[Extracted data entries]
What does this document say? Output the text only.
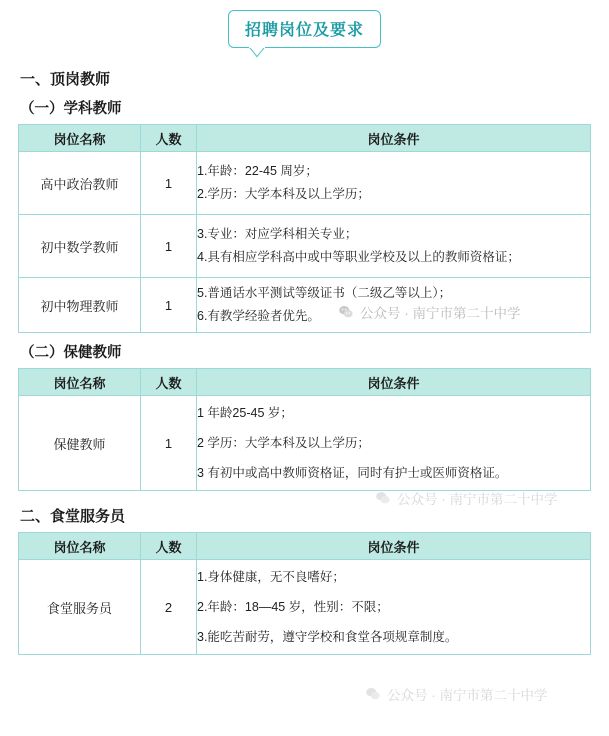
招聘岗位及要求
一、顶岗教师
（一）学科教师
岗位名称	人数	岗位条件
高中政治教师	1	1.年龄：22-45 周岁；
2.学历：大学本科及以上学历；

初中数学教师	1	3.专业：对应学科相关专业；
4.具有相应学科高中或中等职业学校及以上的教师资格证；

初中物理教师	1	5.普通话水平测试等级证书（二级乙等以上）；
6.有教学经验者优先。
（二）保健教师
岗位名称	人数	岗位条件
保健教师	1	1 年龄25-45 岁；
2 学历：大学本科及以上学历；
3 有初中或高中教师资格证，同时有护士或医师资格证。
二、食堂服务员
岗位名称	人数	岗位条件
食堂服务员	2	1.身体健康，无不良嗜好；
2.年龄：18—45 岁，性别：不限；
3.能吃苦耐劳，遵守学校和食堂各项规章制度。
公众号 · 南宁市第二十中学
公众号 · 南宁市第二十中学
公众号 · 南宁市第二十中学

---

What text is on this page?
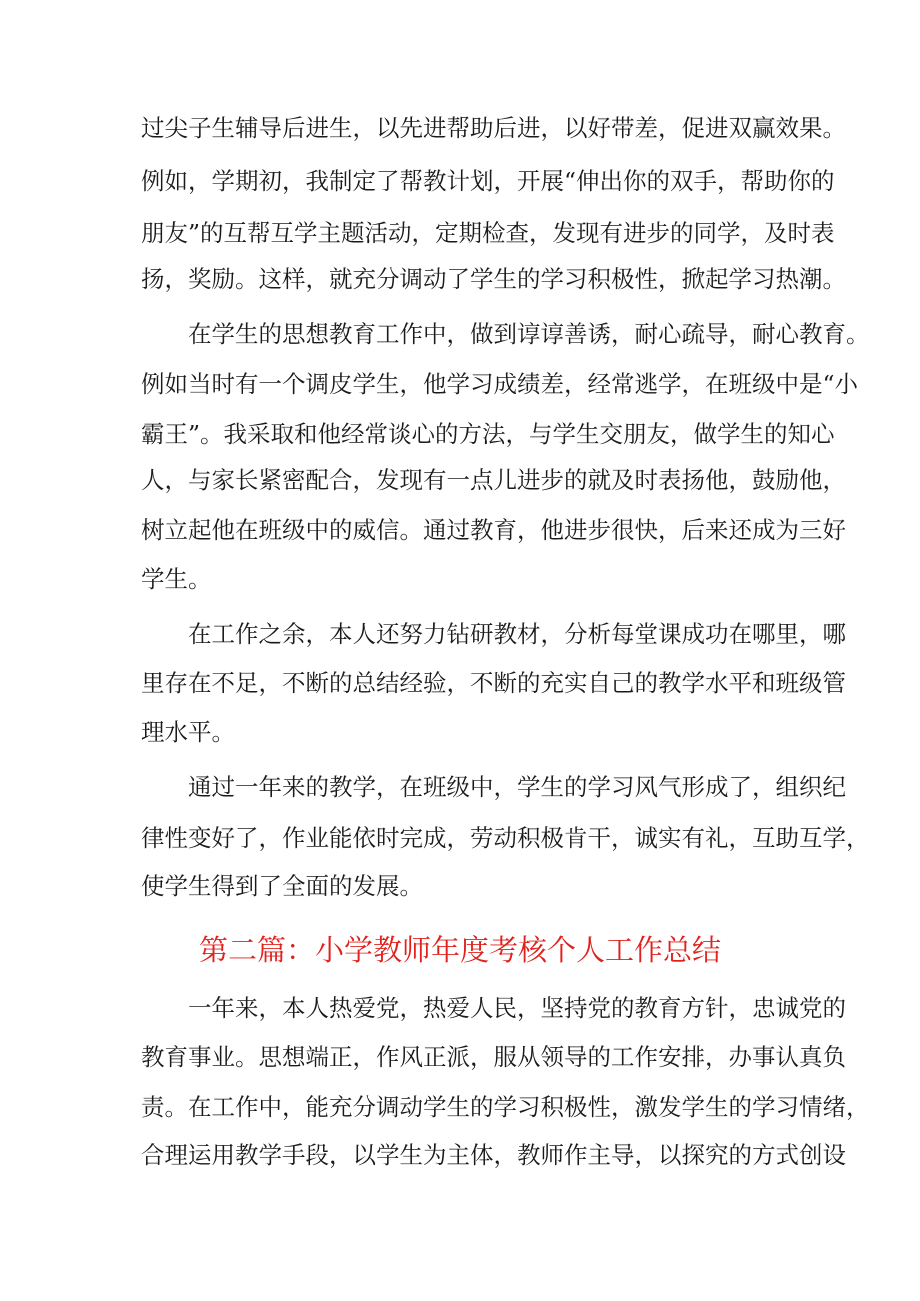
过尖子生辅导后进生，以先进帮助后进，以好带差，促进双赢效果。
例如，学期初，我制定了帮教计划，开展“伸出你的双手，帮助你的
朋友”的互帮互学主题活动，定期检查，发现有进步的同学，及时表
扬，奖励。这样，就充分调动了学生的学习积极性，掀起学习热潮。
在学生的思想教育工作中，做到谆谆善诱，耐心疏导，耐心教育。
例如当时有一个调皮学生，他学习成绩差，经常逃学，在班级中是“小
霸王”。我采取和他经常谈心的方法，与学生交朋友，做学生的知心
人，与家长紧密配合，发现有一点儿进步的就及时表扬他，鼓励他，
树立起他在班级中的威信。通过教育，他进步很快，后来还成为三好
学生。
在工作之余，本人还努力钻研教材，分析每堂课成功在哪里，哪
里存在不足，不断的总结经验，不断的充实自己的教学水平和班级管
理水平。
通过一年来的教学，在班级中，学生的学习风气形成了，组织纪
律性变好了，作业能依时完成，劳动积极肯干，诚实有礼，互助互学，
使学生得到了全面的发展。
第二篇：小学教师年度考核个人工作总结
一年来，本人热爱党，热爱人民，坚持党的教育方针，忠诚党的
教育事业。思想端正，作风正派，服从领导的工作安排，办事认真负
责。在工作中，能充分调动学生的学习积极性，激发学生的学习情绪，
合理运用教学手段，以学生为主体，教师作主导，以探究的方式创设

Task instructions — Pick out all lines from the data above in which the word "What" appears.

Task solution —
What does this document say? Output the text only.
What text is on this page?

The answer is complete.